** INSTRUCTIONS FOR THE TASK **
Please quote every one of the records below word for word, line by line.
** START DATA FOR THE TASK **
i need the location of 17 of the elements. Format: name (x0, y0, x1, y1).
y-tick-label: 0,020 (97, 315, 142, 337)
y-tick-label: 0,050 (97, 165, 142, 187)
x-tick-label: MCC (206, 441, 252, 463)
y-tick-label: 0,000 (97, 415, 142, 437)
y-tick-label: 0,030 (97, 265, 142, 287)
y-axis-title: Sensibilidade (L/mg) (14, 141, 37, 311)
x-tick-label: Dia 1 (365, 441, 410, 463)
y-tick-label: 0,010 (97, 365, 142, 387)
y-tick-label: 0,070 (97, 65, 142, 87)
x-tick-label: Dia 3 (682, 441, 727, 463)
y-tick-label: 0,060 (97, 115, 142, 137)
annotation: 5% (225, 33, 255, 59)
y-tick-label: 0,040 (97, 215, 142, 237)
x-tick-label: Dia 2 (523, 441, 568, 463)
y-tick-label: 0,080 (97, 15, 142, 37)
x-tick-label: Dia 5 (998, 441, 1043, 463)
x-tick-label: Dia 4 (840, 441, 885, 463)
** END DATA FOR THE TASK **
** REPLY **
i need the location of 17 of the elements. Format: name (x0, y0, x1, y1).
y-tick-label: 0,020 (97, 315, 142, 337)
y-tick-label: 0,050 (97, 165, 142, 187)
x-tick-label: MCC (206, 441, 252, 463)
y-tick-label: 0,000 (97, 415, 142, 437)
y-tick-label: 0,030 (97, 265, 142, 287)
y-axis-title: Sensibilidade (L/mg) (14, 141, 37, 311)
x-tick-label: Dia 1 (365, 441, 410, 463)
y-tick-label: 0,010 (97, 365, 142, 387)
y-tick-label: 0,070 (97, 65, 142, 87)
x-tick-label: Dia 3 (682, 441, 727, 463)
y-tick-label: 0,060 (97, 115, 142, 137)
annotation: 5% (225, 33, 255, 59)
y-tick-label: 0,040 (97, 215, 142, 237)
x-tick-label: Dia 2 (523, 441, 568, 463)
y-tick-label: 0,080 (97, 15, 142, 37)
x-tick-label: Dia 5 (998, 441, 1043, 463)
x-tick-label: Dia 4 (840, 441, 885, 463)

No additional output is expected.